(Beginning of Excerpted text)

Suppose $ \left( \begin{array}{ccc} \ Z_1 \\ Z_2 \end{array} \right)$ follows a Bivariate standard normal with covariance $ \rho $

$ \left( \begin{array}{ccc} \ Z_1 \\ Z_2 \end{array} \right) \sim MVN \left( \left( \begin{array}{ccc} \ 0 \\ 0 \end{array} \right) ,\left( \begin{array}{ccc} 1 & \rho \\ \rho & 1 \\ \end{array} \right) \right) $

I am trying to solve for the rejection region c as a function of $\alpha$ such that:

$ P(|Z_1|\ge c) + P(|Z_1|<c , |Z_2| \ge c ) =\alpha $

MY PAST ATTEMPTS:

The solutions is easy when $\rho=0$, as $$ P(|Z_1|\ge c) + P(|Z_1|<c , |Z_2| \ge c ) =\alpha $$ by symmetry of LEFT probability, and by independence of that on the right... $$ =2*[1-\Phi(c)] + P(|Z_1|<c)*P(|Z_2| \ge c ) =\alpha $$ $$ =2*[1-\Phi(c)] + 2*[1-\Phi(c)][\Phi(c)-\Phi(-c)] =\alpha $$ $$ 2*[1-\Phi(c)] + 2*[1-\Phi(c)][2*\Phi(c)-1] =\alpha $$ $$ 4*[1-\Phi(c)]*\Phi(c)=\alpha $$ $$ 4*[\Phi(c)-\Phi(c)^2]=\alpha $$ $$ -4\Phi(c)^2+4\Phi(c)-\alpha=0 $$ which is a quadratic function of $\Phi(c)$, yielding $$ \Phi(c)= \frac{1+\sqrt{1-\alpha}}{2} $$ Giving the solution for c as a function of $\alpha$: $$ \boxed{c = \Phi^{-1} \left( \frac{1+\sqrt{1-\alpha}}{2} \right)} $$

However, when $\rho \ne0$, I cannot find a closed form solution! All i can find is $$ 2*[1-\Phi(c)]+2*\int_{-c}^{c}\Phi\left( \frac{-c+\rho z}{\sqrt{1-\rho^2}}\right)\phi(z) dz =\alpha $$ and solve it numerically. This WORKS, but does not yield the desired closed form solution

The one hint that I was given was to use $ U_1 =Z_1 + Z_2$ and $U_2 = Z_1 - Z_2 $. I tried this, to no avail. Can anyone help??

(End of Excerpted text)
(Beginning of Listed records)

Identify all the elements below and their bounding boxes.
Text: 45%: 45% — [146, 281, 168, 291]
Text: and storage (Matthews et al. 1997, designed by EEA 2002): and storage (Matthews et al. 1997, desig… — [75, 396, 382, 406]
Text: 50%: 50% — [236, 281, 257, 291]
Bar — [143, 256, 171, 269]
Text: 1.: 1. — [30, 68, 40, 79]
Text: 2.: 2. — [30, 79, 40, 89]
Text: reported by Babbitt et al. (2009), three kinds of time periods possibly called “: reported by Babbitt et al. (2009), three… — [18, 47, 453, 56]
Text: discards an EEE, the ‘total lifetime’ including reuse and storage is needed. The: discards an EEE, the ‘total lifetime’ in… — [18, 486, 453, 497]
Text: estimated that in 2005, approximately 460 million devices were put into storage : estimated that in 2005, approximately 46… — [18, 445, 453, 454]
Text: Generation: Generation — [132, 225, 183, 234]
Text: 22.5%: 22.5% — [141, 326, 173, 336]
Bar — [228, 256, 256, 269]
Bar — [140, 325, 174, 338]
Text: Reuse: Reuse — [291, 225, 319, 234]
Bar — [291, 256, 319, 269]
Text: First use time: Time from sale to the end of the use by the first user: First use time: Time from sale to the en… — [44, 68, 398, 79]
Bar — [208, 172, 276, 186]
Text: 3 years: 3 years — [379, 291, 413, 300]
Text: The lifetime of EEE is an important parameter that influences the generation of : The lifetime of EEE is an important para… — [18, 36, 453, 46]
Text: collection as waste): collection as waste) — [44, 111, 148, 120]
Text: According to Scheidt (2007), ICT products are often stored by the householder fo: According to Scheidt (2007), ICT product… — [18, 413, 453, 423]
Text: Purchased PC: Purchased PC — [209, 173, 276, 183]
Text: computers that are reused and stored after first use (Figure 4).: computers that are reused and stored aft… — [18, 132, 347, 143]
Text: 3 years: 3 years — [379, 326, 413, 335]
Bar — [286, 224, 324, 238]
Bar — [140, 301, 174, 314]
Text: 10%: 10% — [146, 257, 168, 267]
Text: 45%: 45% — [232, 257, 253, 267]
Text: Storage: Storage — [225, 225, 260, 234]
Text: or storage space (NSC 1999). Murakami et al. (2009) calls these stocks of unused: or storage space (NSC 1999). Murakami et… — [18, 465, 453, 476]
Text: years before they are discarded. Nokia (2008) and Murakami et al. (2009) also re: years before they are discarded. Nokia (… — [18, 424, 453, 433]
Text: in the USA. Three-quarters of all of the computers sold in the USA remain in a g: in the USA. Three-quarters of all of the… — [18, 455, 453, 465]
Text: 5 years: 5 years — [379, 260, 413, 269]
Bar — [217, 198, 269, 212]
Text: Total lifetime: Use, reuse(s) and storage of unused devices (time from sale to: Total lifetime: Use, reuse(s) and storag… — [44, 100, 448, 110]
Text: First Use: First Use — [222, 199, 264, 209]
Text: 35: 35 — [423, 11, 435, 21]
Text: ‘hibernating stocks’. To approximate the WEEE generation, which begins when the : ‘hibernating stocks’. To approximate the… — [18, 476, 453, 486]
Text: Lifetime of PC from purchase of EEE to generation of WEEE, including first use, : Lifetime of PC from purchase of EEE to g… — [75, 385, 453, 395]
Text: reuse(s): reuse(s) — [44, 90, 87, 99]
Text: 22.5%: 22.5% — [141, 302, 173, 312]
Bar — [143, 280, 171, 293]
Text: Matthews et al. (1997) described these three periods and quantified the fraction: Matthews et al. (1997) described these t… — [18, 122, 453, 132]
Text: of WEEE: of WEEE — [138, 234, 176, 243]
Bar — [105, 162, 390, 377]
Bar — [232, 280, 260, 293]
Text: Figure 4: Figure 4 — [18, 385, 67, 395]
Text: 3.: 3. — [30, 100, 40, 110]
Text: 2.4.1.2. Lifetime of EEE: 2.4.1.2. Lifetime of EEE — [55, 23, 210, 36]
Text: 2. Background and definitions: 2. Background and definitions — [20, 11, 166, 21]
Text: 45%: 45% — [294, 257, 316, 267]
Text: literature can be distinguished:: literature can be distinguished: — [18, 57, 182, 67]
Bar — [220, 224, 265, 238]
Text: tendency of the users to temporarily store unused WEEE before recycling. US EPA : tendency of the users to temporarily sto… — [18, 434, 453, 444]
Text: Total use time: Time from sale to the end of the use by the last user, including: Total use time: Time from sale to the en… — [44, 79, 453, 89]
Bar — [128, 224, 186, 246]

(End of Listed records)

**Tasks to carry out:**
**1)** In the post about the bivariate normal rejection region, what hint was the author given?
**2)** List every random variable named in the post about the bivariate normal rejection region.
**3)** In the post about the bivariate normal rejection region, explain how the author rewrites the two probabilities in the equation when ρ = 0.

**List of solutions:**
**1)** To use U1 = Z1 + Z2 and U2 = Z1 − Z2.

**2)** Z1, Z2, U1, U2

**3)** By symmetry, the left probability P(|Z1| ≥ c) becomes 2[1 − Φ(c)]. Because Z1 and Z2 are independent when ρ = 0, the right probability splits into the product P(|Z1| < c)·P(|Z2| ≥ c). This gives a quadratic in Φ(c), which yields c = Φ⁻¹((1 + √(1 − α))/2).